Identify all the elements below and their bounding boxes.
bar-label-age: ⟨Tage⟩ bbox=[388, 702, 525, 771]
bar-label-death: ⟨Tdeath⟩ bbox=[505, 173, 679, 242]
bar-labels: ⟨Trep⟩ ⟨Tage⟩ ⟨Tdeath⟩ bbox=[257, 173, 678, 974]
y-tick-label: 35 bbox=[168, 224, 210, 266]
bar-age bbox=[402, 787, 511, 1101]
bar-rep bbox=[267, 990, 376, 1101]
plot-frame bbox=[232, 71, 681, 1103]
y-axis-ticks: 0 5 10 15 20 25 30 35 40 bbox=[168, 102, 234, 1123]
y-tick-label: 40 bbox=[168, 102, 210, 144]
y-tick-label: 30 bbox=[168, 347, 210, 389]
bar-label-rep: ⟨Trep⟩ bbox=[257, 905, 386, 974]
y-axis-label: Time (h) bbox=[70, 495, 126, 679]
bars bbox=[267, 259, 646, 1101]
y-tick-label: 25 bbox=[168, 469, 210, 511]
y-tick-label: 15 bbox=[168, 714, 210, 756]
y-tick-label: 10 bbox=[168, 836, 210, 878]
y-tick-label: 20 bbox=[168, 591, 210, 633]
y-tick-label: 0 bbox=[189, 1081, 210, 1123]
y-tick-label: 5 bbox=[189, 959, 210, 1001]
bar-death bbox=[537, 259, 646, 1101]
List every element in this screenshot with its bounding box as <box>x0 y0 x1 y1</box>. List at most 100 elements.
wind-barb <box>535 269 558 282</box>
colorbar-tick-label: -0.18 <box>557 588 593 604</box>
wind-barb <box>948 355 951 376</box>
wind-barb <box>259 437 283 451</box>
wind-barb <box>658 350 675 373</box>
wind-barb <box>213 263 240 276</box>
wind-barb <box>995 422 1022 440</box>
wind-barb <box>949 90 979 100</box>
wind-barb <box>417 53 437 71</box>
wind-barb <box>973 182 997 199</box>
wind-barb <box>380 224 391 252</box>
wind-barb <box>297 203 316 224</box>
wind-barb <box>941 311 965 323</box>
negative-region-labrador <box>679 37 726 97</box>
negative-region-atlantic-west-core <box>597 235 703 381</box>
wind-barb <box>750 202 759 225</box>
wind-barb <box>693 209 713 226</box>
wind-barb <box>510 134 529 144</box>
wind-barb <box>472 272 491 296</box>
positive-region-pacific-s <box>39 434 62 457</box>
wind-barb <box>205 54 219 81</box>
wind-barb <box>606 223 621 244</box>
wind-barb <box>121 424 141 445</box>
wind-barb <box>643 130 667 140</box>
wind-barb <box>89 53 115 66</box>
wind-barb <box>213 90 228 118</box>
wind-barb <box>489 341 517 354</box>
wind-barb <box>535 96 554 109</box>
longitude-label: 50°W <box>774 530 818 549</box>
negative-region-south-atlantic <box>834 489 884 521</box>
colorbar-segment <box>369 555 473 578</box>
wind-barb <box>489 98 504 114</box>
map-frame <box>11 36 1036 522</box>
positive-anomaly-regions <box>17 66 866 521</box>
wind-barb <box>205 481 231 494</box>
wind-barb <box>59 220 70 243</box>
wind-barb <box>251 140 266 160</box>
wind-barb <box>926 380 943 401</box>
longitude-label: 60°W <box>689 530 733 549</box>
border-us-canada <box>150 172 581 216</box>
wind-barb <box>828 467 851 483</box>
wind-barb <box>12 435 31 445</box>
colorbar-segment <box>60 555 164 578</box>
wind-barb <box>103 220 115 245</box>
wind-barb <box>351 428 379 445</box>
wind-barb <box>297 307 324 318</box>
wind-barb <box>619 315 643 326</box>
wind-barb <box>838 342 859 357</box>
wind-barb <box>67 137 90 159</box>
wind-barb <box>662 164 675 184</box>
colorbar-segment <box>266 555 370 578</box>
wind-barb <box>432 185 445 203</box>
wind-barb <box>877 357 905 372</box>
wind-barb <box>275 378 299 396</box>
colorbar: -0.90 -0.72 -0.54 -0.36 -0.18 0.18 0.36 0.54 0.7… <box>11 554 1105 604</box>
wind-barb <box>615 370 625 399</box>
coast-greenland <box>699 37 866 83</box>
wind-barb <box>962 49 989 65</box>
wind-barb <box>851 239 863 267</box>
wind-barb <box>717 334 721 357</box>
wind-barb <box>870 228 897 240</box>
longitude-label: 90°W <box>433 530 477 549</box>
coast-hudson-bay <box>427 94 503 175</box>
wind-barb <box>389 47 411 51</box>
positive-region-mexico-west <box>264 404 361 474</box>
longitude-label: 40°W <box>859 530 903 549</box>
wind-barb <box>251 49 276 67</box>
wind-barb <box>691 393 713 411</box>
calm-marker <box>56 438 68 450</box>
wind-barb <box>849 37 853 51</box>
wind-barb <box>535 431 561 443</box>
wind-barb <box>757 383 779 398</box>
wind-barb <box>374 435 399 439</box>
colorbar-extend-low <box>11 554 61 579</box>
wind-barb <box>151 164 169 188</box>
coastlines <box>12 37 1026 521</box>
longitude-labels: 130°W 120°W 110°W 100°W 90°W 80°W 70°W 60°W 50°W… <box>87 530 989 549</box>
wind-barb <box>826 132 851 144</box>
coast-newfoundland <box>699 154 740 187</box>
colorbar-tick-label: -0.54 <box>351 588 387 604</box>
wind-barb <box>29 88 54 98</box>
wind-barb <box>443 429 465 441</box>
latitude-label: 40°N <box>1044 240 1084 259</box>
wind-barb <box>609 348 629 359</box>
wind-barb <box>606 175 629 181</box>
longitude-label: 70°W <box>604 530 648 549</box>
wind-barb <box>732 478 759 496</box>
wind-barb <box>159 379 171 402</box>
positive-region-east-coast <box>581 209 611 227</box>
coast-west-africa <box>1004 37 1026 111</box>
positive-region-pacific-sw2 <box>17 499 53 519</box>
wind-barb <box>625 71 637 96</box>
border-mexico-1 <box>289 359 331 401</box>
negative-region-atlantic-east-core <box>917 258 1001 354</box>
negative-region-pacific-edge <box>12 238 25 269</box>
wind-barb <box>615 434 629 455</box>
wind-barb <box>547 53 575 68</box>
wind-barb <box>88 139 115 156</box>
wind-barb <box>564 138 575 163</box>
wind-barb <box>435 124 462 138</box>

====================

[주어진 과제] 위의 모든 항목을 줄마다 문자열 하나로 삼아 JSON 목록으로 변환하시오. 빈 줄은 빼시오.

[연습 답안]
[
  "Identify all the elements below and their bounding boxes.",
  "bar-label-age: ⟨Tage⟩ bbox=[388, 702, 525, 771]",
  "bar-label-death: ⟨Tdeath⟩ bbox=[505, 173, 679, 242]",
  "bar-labels: ⟨Trep⟩ ⟨Tage⟩ ⟨Tdeath⟩ bbox=[257, 173, 678, 974]",
  "y-tick-label: 35 bbox=[168, 224, 210, 266]",
  "bar-age bbox=[402, 787, 511, 1101]",
  "bar-rep bbox=[267, 990, 376, 1101]",
  "plot-frame bbox=[232, 71, 681, 1103]",
  "y-axis-ticks: 0 5 10 15 20 25 30 35 40 bbox=[168, 102, 234, 1123]",
  "y-tick-label: 40 bbox=[168, 102, 210, 144]",
  "y-tick-label: 30 bbox=[168, 347, 210, 389]",
  "bar-label-rep: ⟨Trep⟩ bbox=[257, 905, 386, 974]",
  "y-axis-label: Time (h) bbox=[70, 495, 126, 679]",
  "bars bbox=[267, 259, 646, 1101]",
  "y-tick-label: 25 bbox=[168, 469, 210, 511]",
  "y-tick-label: 15 bbox=[168, 714, 210, 756]",
  "y-tick-label: 10 bbox=[168, 836, 210, 878]",
  "y-tick-label: 20 bbox=[168, 591, 210, 633]",
  "y-tick-label: 0 bbox=[189, 1081, 210, 1123]",
  "y-tick-label: 5 bbox=[189, 959, 210, 1001]",
  "bar-death bbox=[537, 259, 646, 1101]",
  "List every element in this screenshot with its bounding box as <box>x0 y0 x1 y1</box>. List at most 100 elements.",
  "wind-barb <box>535 269 558 282</box>",
  "colorbar-tick-label: -0.18 <box>557 588 593 604</box>",
  "wind-barb <box>948 355 951 376</box>",
  "wind-barb <box>259 437 283 451</box>",
  "wind-barb <box>658 350 675 373</box>",
  "wind-barb <box>213 263 240 276</box>",
  "wind-barb <box>995 422 1022 440</box>",
  "wind-barb <box>949 90 979 100</box>",
  "wind-barb <box>417 53 437 71</box>",
  "wind-barb <box>973 182 997 199</box>",
  "wind-barb <box>380 224 391 252</box>",
  "wind-barb <box>297 203 316 224</box>",
  "wind-barb <box>941 311 965 323</box>",
  "negative-region-labrador <box>679 37 726 97</box>",
  "negative-region-atlantic-west-core <box>597 235 703 381</box>",
  "wind-barb <box>750 202 759 225</box>",
  "wind-barb <box>693 209 713 226</box>",
  "wind-barb <box>510 134 529 144</box>",
  "wind-barb <box>472 272 491 296</box>",
  "positive-region-pacific-s <box>39 434 62 457</box>",
  "wind-barb <box>205 54 219 81</box>",
  "wind-barb <box>606 223 621 244</box>",
  "wind-barb <box>121 424 141 445</box>",
  "wind-barb <box>643 130 667 140</box>",
  "wind-barb <box>89 53 115 66</box>",
  "wind-barb <box>213 90 228 118</box>",
  "wind-barb <box>489 341 517 354</box>",
  "wind-barb <box>535 96 554 109</box>",
  "longitude-label: 50°W <box>774 530 818 549</box>",
  "negative-region-south-atlantic <box>834 489 884 521</box>",
  "colorbar-segment <box>369 555 473 578</box>",
  "wind-barb <box>489 98 504 114</box>",
  "map-frame <box>11 36 1036 522</box>",
  "positive-anomaly-regions <box>17 66 866 521</box>",
  "wind-barb <box>205 481 231 494</box>",
  "wind-barb <box>59 220 70 243</box>",
  "wind-barb <box>251 140 266 160</box>",
  "wind-barb <box>926 380 943 401</box>",
  "longitude-label: 60°W <box>689 530 733 549</box>",
  "border-us-canada <box>150 172 581 216</box>",
  "wind-barb <box>828 467 851 483</box>",
  "wind-barb <box>12 435 31 445</box>",
  "colorbar-segment <box>60 555 164 578</box>",
  "wind-barb <box>103 220 115 245</box>",
  "wind-barb <box>351 428 379 445</box>",
  "wind-barb <box>297 307 324 318</box>",
  "wind-barb <box>619 315 643 326</box>",
  "wind-barb <box>838 342 859 357</box>",
  "wind-barb <box>67 137 90 159</box>",
  "wind-barb <box>662 164 675 184</box>",
  "colorbar-segment <box>266 555 370 578</box>",
  "wind-barb <box>432 185 445 203</box>",
  "wind-barb <box>877 357 905 372</box>",
  "wind-barb <box>275 378 299 396</box>",
  "colorbar: -0.90 -0.72 -0.54 -0.36 -0.18 0.18 0.36 0.54 0.7… <box>11 554 1105 604</box>",
  "wind-barb <box>615 370 625 399</box>",
  "coast-greenland <box>699 37 866 83</box>",
  "wind-barb <box>962 49 989 65</box>",
  "wind-barb <box>851 239 863 267</box>",
  "wind-barb <box>717 334 721 357</box>",
  "wind-barb <box>870 228 897 240</box>",
  "longitude-label: 90°W <box>433 530 477 549</box>",
  "coast-hudson-bay <box>427 94 503 175</box>",
  "wind-barb <box>389 47 411 51</box>",
  "positive-region-mexico-west <box>264 404 361 474</box>",
  "longitude-label: 40°W <box>859 530 903 549</box>",
  "wind-barb <box>251 49 276 67</box>",
  "wind-barb <box>691 393 713 411</box>",
  "calm-marker <box>56 438 68 450</box>",
  "wind-barb <box>849 37 853 51</box>",
  "wind-barb <box>535 431 561 443</box>",
  "wind-barb <box>757 383 779 398</box>",
  "wind-barb <box>374 435 399 439</box>",
  "colorbar-extend-low <box>11 554 61 579</box>",
  "wind-barb <box>151 164 169 188</box>",
  "coastlines <box>12 37 1026 521</box>",
  "longitude-labels: 130°W 120°W 110°W 100°W 90°W 80°W 70°W 60°W 50°W… <box>87 530 989 549</box>",
  "wind-barb <box>826 132 851 144</box>",
  "coast-newfoundland <box>699 154 740 187</box>",
  "colorbar-tick-label: -0.54 <box>351 588 387 604</box>",
  "wind-barb <box>29 88 54 98</box>",
  "wind-barb <box>443 429 465 441</box>",
  "latitude-label: 40°N <box>1044 240 1084 259</box>",
  "wind-barb <box>609 348 629 359</box>",
  "wind-barb <box>606 175 629 181</box>",
  "longitude-label: 70°W <box>604 530 648 549</box>",
  "wind-barb <box>732 478 759 496</box>",
  "wind-barb <box>159 379 171 402</box>",
  "positive-region-east-coast <box>581 209 611 227</box>",
  "coast-west-africa <box>1004 37 1026 111</box>",
  "positive-region-pacific-sw2 <box>17 499 53 519</box>",
  "wind-barb <box>625 71 637 96</box>",
  "border-mexico-1 <box>289 359 331 401</box>",
  "negative-region-atlantic-east-core <box>917 258 1001 354</box>",
  "negative-region-pacific-edge <box>12 238 25 269</box>",
  "wind-barb <box>615 434 629 455</box>",
  "wind-barb <box>547 53 575 68</box>",
  "wind-barb <box>88 139 115 156</box>",
  "wind-barb <box>564 138 575 163</box>",
  "wind-barb <box>435 124 462 138</box>"
]